What you need to do: Pull out each line of the records holding the string "Points".

Exercise data:
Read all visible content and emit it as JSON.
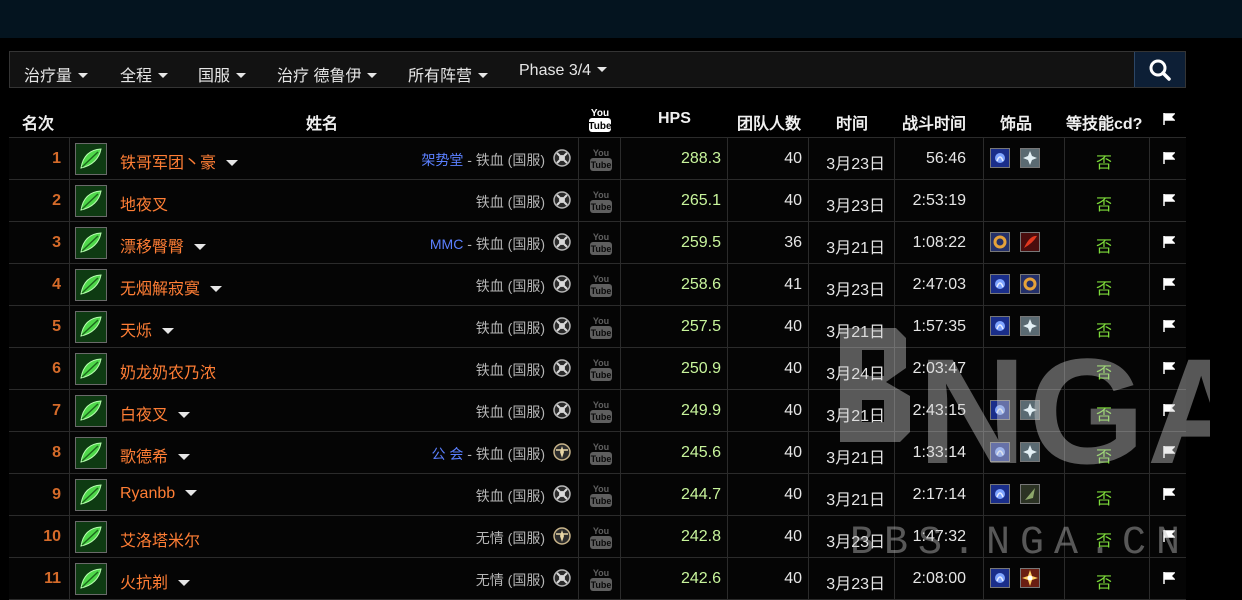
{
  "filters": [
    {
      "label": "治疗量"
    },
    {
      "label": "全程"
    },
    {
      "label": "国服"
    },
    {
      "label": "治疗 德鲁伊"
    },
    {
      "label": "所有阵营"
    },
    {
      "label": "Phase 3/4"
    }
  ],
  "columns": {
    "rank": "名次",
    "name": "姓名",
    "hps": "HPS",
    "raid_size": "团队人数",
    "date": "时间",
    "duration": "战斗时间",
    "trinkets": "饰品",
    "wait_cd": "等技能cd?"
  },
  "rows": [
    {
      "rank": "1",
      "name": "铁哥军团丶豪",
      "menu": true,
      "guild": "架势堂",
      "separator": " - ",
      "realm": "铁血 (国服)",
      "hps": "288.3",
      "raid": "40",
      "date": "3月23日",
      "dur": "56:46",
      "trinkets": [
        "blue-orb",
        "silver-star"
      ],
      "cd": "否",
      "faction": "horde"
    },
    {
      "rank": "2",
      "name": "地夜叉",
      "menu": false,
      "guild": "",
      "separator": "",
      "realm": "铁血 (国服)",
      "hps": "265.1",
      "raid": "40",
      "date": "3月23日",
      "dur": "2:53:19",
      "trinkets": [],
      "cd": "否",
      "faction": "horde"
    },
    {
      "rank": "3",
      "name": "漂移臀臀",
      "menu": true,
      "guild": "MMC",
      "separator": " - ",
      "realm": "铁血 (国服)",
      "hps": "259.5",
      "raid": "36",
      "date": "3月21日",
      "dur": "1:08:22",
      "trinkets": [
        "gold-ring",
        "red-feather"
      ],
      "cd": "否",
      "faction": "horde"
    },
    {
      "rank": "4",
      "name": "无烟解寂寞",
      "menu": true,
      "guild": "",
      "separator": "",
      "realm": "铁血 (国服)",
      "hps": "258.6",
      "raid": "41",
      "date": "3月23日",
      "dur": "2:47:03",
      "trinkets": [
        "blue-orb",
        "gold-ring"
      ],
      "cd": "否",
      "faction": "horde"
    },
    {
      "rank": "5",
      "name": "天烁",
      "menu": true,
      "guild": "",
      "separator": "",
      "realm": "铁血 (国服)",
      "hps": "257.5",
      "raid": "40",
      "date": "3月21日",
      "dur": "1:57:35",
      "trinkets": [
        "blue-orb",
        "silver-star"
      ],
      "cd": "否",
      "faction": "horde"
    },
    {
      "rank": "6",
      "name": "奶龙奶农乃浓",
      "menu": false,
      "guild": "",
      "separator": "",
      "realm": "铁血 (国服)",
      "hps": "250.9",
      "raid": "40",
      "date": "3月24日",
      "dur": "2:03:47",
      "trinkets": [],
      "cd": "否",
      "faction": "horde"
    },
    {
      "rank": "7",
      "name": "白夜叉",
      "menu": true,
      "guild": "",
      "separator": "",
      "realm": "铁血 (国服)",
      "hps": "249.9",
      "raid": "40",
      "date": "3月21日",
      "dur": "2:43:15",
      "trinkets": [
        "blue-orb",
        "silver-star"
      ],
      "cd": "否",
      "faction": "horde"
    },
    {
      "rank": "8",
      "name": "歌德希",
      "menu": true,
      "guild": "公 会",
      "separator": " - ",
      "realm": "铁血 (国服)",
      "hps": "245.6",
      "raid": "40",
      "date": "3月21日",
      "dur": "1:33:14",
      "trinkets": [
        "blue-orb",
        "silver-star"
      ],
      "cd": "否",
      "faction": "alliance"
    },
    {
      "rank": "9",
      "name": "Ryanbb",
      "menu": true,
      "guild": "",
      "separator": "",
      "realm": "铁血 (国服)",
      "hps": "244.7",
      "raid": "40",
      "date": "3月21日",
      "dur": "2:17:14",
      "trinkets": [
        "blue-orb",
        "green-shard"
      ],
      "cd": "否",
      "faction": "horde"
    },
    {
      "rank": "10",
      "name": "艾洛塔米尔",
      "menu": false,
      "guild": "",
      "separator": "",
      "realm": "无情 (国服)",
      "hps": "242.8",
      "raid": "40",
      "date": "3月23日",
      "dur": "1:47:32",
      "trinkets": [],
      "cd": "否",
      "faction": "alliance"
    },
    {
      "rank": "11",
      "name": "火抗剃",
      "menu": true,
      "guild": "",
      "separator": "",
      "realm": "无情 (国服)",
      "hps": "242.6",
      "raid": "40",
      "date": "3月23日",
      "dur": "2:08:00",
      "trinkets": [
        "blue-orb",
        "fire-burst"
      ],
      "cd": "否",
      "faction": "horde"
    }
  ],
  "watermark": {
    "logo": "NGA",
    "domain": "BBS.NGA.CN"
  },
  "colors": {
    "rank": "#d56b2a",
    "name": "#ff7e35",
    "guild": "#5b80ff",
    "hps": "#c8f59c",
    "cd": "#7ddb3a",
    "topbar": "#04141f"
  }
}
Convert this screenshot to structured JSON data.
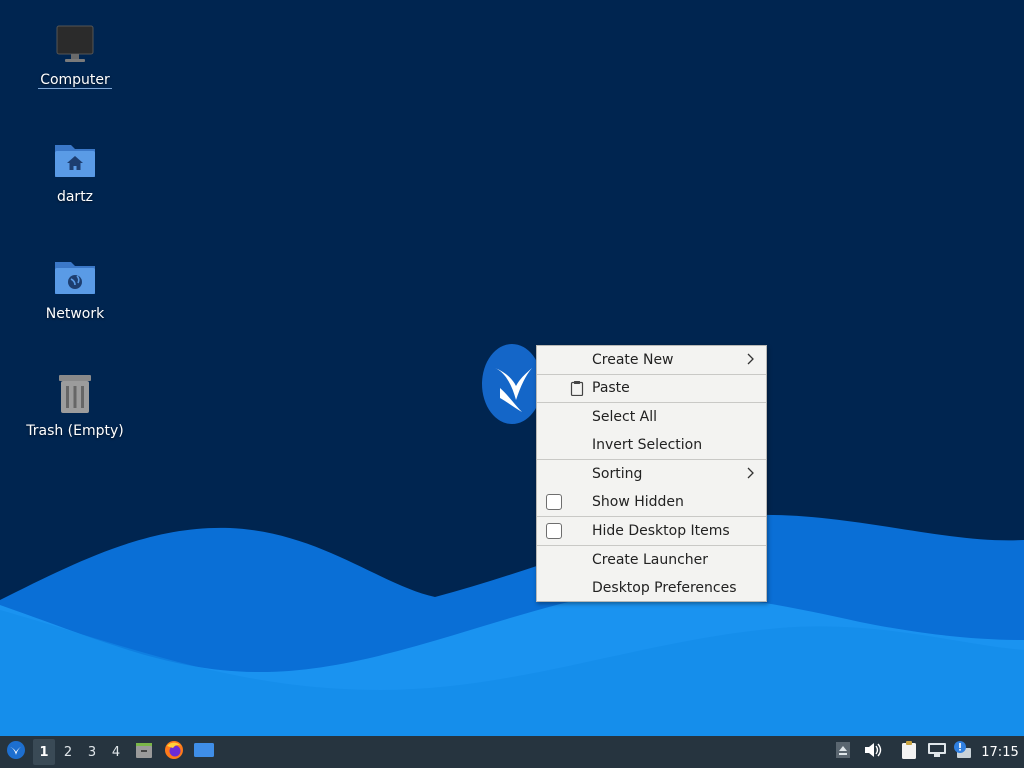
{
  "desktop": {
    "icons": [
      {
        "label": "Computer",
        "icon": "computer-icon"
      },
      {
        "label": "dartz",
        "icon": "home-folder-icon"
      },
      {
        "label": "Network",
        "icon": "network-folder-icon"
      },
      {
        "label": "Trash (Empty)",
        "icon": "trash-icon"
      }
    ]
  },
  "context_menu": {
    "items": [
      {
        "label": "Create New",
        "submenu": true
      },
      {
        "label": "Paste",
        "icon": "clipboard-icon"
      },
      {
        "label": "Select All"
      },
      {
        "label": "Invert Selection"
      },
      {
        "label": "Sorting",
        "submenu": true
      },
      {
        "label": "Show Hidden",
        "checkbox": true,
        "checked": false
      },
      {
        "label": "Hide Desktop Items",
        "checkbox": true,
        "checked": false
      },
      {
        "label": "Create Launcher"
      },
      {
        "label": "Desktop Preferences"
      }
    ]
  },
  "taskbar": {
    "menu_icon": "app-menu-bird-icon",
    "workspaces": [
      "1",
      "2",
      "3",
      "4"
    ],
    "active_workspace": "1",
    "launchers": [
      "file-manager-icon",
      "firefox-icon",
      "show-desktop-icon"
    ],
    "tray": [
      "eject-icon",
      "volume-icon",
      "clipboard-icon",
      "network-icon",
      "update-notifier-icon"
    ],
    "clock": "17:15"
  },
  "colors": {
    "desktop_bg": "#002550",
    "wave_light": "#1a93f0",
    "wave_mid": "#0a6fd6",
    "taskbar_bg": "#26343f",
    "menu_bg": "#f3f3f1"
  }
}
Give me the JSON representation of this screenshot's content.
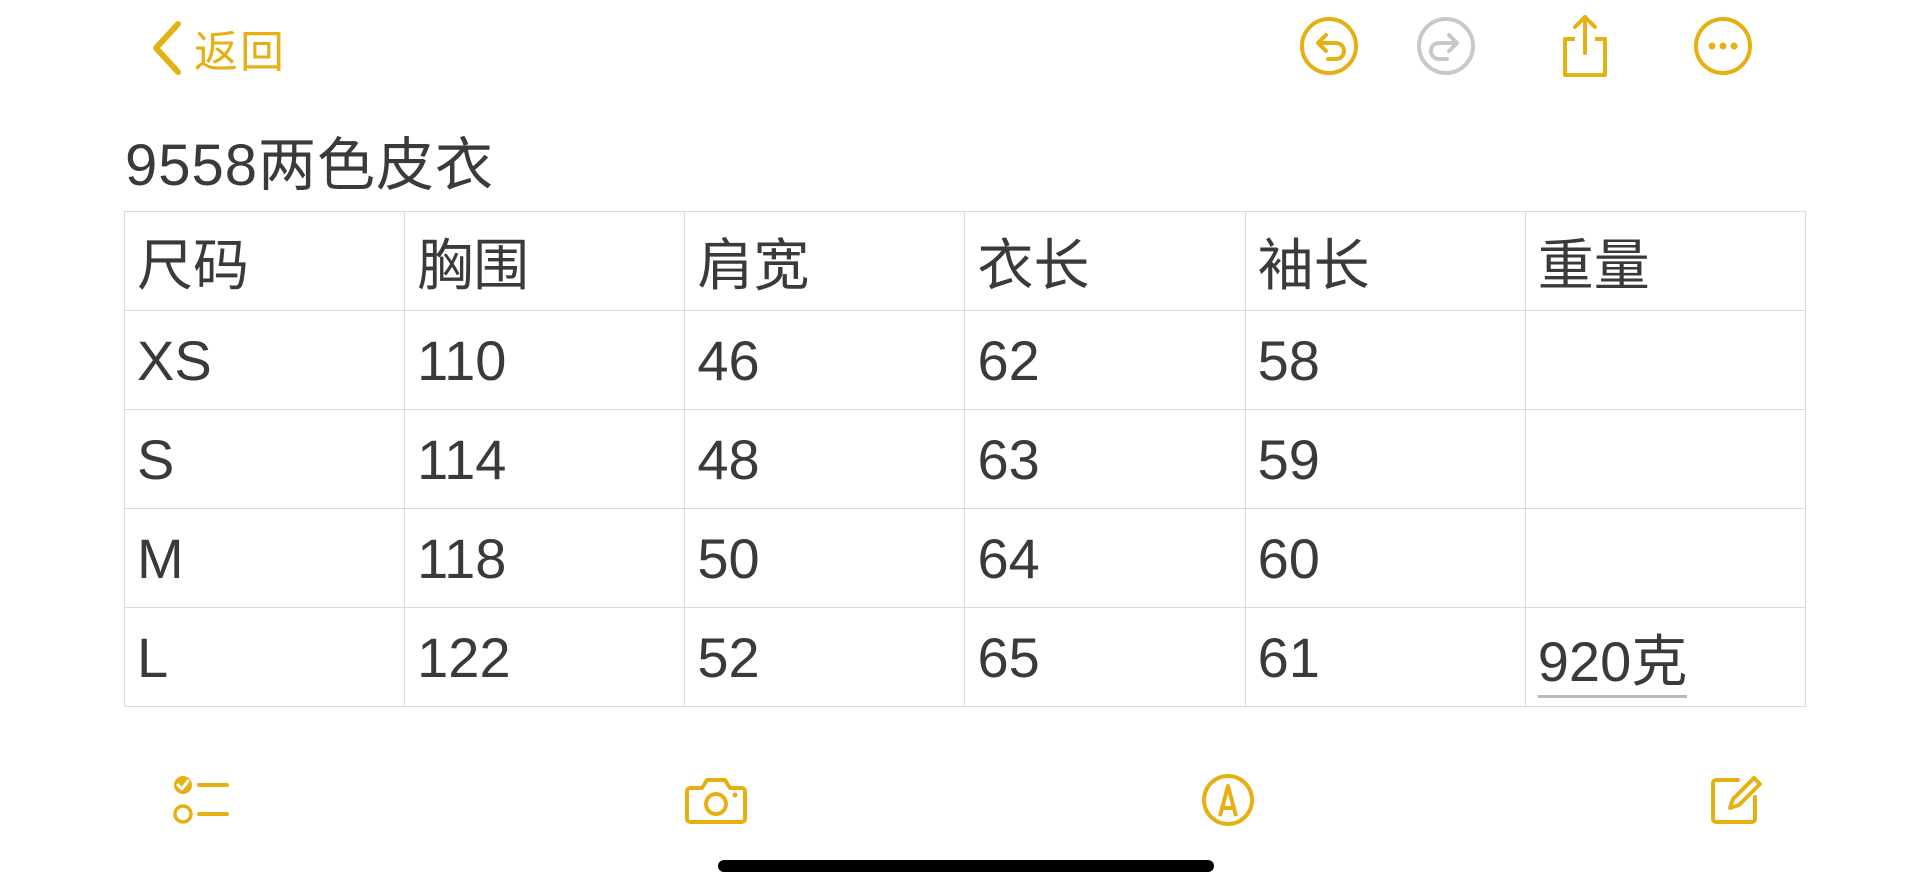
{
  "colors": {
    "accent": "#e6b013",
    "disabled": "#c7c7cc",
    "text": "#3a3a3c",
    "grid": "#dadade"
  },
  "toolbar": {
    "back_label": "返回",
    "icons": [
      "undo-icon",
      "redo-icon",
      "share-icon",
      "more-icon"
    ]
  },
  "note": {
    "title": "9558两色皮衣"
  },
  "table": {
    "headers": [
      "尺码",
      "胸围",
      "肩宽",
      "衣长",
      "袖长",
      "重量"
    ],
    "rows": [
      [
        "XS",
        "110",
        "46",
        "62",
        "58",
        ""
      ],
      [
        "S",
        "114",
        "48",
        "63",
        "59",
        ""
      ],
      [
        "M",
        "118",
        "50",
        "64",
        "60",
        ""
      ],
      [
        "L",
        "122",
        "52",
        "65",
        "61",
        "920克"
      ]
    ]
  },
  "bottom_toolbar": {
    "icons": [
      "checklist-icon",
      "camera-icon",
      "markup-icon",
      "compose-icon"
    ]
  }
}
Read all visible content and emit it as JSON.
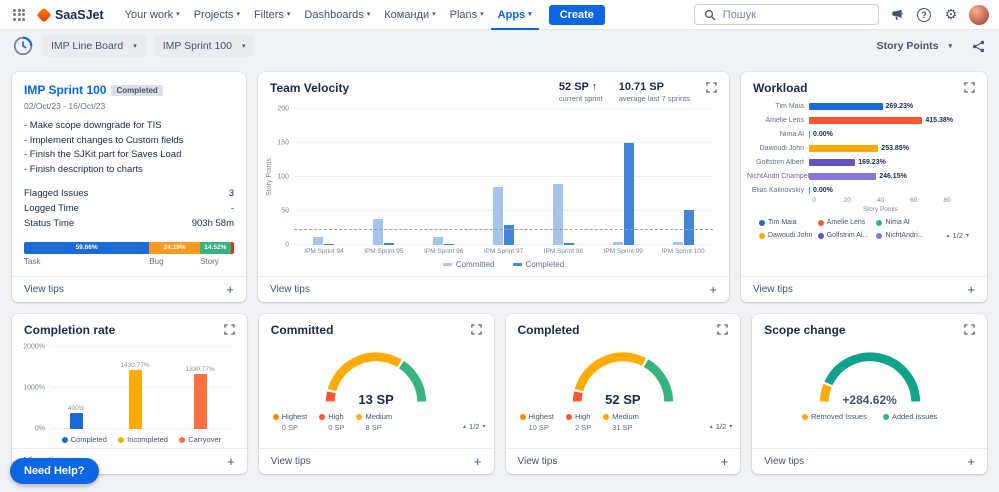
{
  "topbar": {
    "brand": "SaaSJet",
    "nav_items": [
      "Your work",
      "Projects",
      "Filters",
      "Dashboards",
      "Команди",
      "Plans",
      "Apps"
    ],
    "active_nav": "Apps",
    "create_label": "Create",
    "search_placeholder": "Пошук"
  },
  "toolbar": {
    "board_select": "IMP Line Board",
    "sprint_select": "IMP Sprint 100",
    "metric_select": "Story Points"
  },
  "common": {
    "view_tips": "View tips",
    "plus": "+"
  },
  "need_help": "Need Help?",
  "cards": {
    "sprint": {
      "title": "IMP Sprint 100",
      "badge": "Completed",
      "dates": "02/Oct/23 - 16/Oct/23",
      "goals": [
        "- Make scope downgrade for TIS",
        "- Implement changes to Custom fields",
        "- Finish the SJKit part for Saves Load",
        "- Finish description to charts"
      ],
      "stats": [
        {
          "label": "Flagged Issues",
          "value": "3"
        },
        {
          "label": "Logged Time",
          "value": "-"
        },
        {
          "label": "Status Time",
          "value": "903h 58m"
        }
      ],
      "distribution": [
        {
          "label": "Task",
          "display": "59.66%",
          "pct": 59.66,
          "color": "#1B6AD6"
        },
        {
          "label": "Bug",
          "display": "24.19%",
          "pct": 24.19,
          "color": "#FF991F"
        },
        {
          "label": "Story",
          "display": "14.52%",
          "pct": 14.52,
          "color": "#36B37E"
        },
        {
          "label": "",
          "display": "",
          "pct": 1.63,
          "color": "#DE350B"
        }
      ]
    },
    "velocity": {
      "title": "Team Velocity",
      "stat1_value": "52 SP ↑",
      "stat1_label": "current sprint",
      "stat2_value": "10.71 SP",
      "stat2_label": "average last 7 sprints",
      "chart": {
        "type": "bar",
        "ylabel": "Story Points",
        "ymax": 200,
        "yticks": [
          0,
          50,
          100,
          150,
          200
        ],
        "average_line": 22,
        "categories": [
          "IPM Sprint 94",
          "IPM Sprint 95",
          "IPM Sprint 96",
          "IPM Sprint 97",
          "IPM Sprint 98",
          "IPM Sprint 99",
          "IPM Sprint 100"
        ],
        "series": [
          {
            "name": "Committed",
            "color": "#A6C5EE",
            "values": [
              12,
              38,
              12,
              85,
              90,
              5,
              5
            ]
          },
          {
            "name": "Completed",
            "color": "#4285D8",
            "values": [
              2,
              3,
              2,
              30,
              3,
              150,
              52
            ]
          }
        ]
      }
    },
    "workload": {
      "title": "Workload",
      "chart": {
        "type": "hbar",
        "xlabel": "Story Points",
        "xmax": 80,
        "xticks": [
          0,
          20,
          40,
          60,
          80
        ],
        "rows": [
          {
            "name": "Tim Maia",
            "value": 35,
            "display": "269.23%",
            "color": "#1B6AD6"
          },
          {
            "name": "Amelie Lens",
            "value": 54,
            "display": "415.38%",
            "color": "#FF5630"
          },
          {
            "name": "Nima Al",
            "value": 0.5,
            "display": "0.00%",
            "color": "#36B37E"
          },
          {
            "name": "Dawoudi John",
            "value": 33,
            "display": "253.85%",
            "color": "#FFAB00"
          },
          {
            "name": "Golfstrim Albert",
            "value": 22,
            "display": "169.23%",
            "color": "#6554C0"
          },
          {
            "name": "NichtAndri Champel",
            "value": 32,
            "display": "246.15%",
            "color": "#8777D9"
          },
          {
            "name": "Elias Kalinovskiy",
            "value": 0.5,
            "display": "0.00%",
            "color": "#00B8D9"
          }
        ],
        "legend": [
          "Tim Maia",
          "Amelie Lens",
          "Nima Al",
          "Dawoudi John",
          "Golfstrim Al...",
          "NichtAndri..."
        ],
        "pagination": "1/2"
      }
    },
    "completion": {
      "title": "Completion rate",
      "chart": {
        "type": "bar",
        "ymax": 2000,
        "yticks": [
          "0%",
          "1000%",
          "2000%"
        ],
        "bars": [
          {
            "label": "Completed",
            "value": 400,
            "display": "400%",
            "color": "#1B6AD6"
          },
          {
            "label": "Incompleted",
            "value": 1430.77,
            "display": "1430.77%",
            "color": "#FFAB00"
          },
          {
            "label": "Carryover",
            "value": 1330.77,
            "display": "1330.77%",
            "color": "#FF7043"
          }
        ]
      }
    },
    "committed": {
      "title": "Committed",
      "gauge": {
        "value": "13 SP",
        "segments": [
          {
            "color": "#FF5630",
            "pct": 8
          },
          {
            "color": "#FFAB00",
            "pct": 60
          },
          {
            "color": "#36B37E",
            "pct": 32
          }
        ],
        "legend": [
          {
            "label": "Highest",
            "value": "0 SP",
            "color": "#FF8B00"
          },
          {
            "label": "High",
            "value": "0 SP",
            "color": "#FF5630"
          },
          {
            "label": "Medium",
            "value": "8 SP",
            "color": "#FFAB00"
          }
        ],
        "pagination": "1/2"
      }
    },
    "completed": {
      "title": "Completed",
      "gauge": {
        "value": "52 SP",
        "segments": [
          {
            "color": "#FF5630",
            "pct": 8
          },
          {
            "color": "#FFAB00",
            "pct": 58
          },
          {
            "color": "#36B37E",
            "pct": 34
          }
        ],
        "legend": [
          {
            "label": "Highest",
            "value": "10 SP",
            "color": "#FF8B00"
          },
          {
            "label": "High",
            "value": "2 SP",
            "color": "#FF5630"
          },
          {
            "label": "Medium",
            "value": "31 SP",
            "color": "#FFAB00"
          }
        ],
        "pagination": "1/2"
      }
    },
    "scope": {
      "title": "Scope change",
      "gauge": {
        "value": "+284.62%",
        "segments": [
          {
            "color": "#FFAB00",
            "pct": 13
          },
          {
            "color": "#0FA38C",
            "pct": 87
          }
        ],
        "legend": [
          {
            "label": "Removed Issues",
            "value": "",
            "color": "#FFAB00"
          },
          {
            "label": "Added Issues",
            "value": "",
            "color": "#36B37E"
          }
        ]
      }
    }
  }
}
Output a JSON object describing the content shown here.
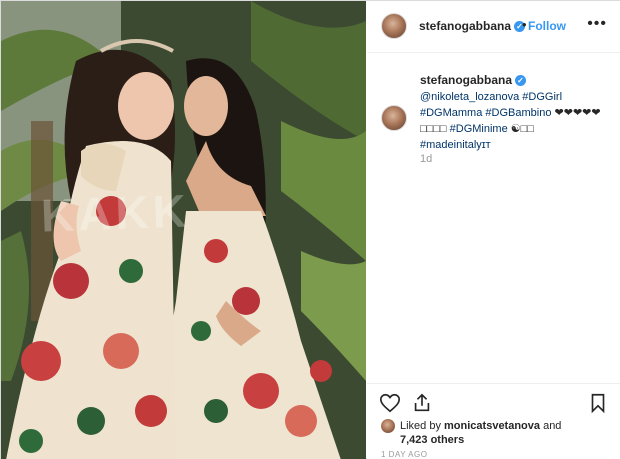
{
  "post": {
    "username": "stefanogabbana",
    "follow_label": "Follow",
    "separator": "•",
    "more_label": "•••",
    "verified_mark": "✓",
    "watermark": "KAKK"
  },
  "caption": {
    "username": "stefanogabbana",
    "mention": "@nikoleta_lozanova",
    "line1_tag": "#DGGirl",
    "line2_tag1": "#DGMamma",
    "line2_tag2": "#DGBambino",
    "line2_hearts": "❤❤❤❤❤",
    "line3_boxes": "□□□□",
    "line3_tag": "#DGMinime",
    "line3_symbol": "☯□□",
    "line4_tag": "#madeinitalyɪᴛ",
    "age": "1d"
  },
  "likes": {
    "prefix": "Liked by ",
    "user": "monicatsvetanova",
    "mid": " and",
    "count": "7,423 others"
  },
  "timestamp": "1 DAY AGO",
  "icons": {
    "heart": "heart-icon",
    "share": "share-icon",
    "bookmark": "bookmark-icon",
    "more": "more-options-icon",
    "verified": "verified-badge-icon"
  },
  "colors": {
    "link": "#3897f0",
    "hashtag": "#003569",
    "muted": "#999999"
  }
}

Worked solution:
    "metric_select": "Story Points"
        "ylabel": "Story Points",
        "xlabel": "Story Points",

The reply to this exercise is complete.